▶ _Task goal_: Each line of the listing must be transcribed exactly, except for the images, which should be excluded.

Stored data entries
++++++++++++++++++++

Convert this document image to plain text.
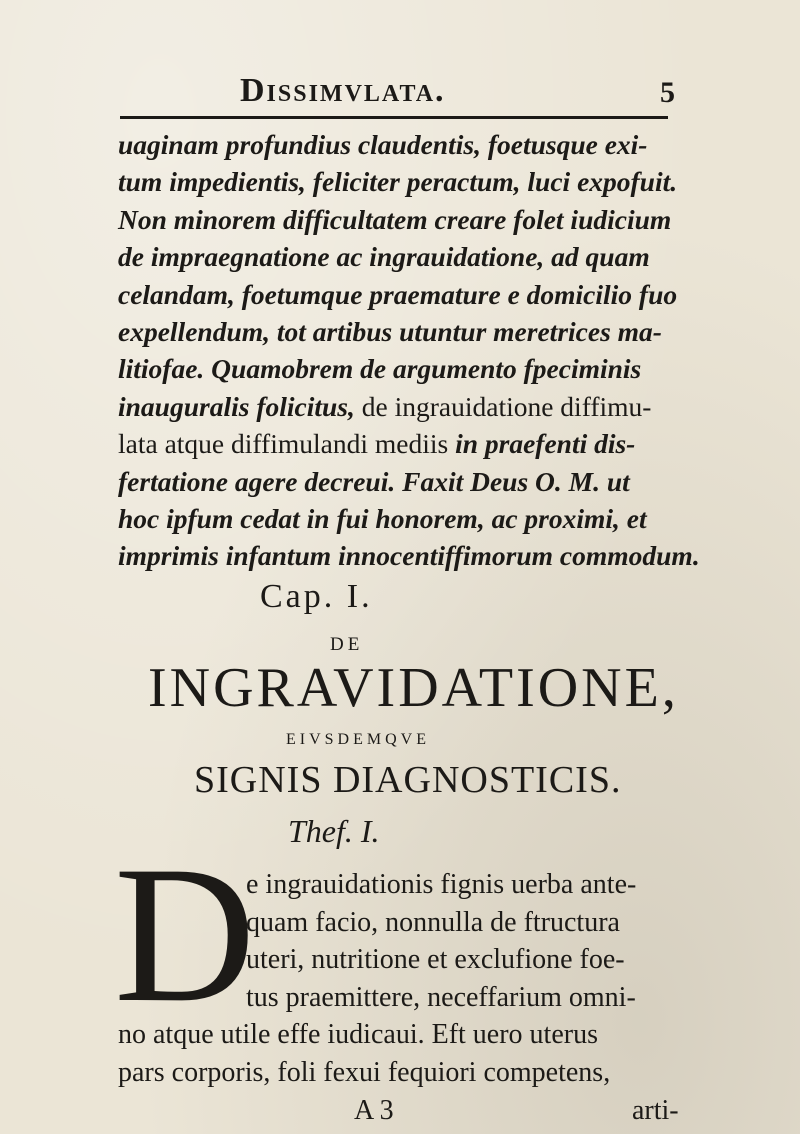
Dissimvlata.	5
uaginam profundius claudentis, foetusque exi-
tum impedientis, feliciter peractum, luci expofuit.
Non minorem difficultatem creare folet iudicium
de impraegnatione ac ingrauidatione, ad quam
celandam, foetumque praemature e domicilio fuo
expellendum, tot artibus utuntur meretrices ma-
litiofae. Quamobrem de argumento fpeciminis
inauguralis folicitus, de ingrauidatione diffimu-
lata atque diffimulandi mediis in praefenti dis-
fertatione agere decreui. Faxit Deus O. M. ut
hoc ipfum cedat in fui honorem, ac proximi, et
imprimis infantum innocentiffimorum commodum.
Cap. I.
DE
INGRAVIDATIONE,
EIVSDEMQVE
SIGNIS DIAGNOSTICIS.
Thef. I.
D
e ingrauidationis fignis uerba ante-
quam facio, nonnulla de ftructura
uteri, nutritione et exclufione foe-
tus praemittere, neceffarium omni-
no atque utile effe iudicaui. Eft uero uterus
pars corporis, foli fexui fequiori competens,
A 3	arti-
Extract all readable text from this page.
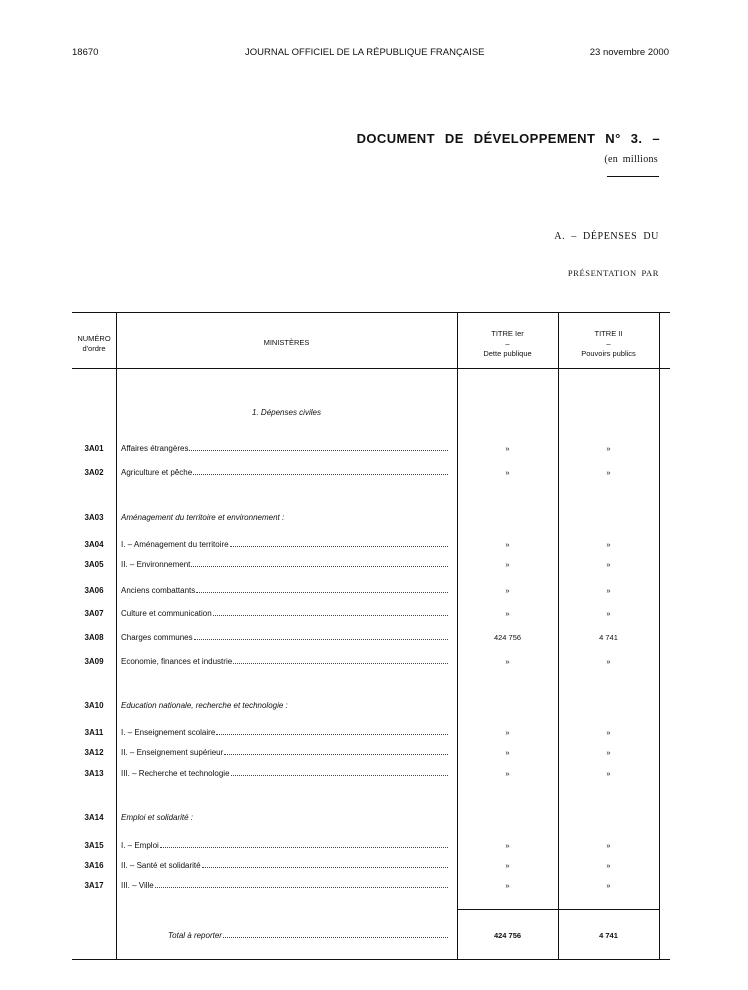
18670	JOURNAL OFFICIEL DE LA RÉPUBLIQUE FRANÇAISE	23 novembre 2000
DOCUMENT DE DÉVELOPPEMENT N° 3. –
(en millions
A. – DÉPENSES DU
PRÉSENTATION PAR
NUMÉRO
d'ordre
MINISTÈRES
TITRE Ier
–
Dette publique
TITRE II
–
Pouvoirs publics
1. Dépenses civiles
3A01	Affaires étrangères	»	»
3A02	Agriculture et pêche	»	»
3A03	Aménagement du territoire et environnement :
3A04	I. – Aménagement du territoire	»	»
3A05	II. – Environnement	»	»
3A06	Anciens combattants	»	»
3A07	Culture et communication	»	»
3A08	Charges communes	424 756	4 741
3A09	Economie, finances et industrie	»	»
3A10	Education nationale, recherche et technologie :
3A11	I. – Enseignement scolaire	»	»
3A12	II. – Enseignement supérieur	»	»
3A13	III. – Recherche et technologie	»	»
3A14	Emploi et solidarité :
3A15	I. – Emploi	»	»
3A16	II. – Santé et solidarité	»	»
3A17	III. – Ville	»	»
Total à reporter	424 756	4 741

++++++++++++++++++++

▶ _The solution_:
Convert this document image to plain text.
Dissimvlata.	5
uaginam profundius claudentis, foetusque exi-
tum impedientis, feliciter peractum, luci expofuit.
Non minorem difficultatem creare folet iudicium
de impraegnatione ac ingrauidatione, ad quam
celandam, foetumque praemature e domicilio fuo
expellendum, tot artibus utuntur meretrices ma-
litiofae. Quamobrem de argumento fpeciminis
inauguralis folicitus, de ingrauidatione diffimu-
lata atque diffimulandi mediis in praefenti dis-
fertatione agere decreui. Faxit Deus O. M. ut
hoc ipfum cedat in fui honorem, ac proximi, et
imprimis infantum innocentiffimorum commodum.
Cap. I.
DE
INGRAVIDATIONE,
EIVSDEMQVE
SIGNIS DIAGNOSTICIS.
Thef. I.
D
e ingrauidationis fignis uerba ante-
quam facio, nonnulla de ftructura
uteri, nutritione et exclufione foe-
tus praemittere, neceffarium omni-
no atque utile effe iudicaui. Eft uero uterus
pars corporis, foli fexui fequiori competens,
A 3	arti-
Extract all readable text from this page.
18670	JOURNAL OFFICIEL DE LA RÉPUBLIQUE FRANÇAISE	23 novembre 2000
DOCUMENT DE DÉVELOPPEMENT N° 3. –
(en millions
A. – DÉPENSES DU
PRÉSENTATION PAR
NUMÉRO
d'ordre
MINISTÈRES
TITRE Ier
–
Dette publique
TITRE II
–
Pouvoirs publics
1. Dépenses civiles
3A01	Affaires étrangères	»	»
3A02	Agriculture et pêche	»	»
3A03	Aménagement du territoire et environnement :
3A04	I. – Aménagement du territoire	»	»
3A05	II. – Environnement	»	»
3A06	Anciens combattants	»	»
3A07	Culture et communication	»	»
3A08	Charges communes	424 756	4 741
3A09	Economie, finances et industrie	»	»
3A10	Education nationale, recherche et technologie :
3A11	I. – Enseignement scolaire	»	»
3A12	II. – Enseignement supérieur	»	»
3A13	III. – Recherche et technologie	»	»
3A14	Emploi et solidarité :
3A15	I. – Emploi	»	»
3A16	II. – Santé et solidarité	»	»
3A17	III. – Ville	»	»
Total à reporter	424 756	4 741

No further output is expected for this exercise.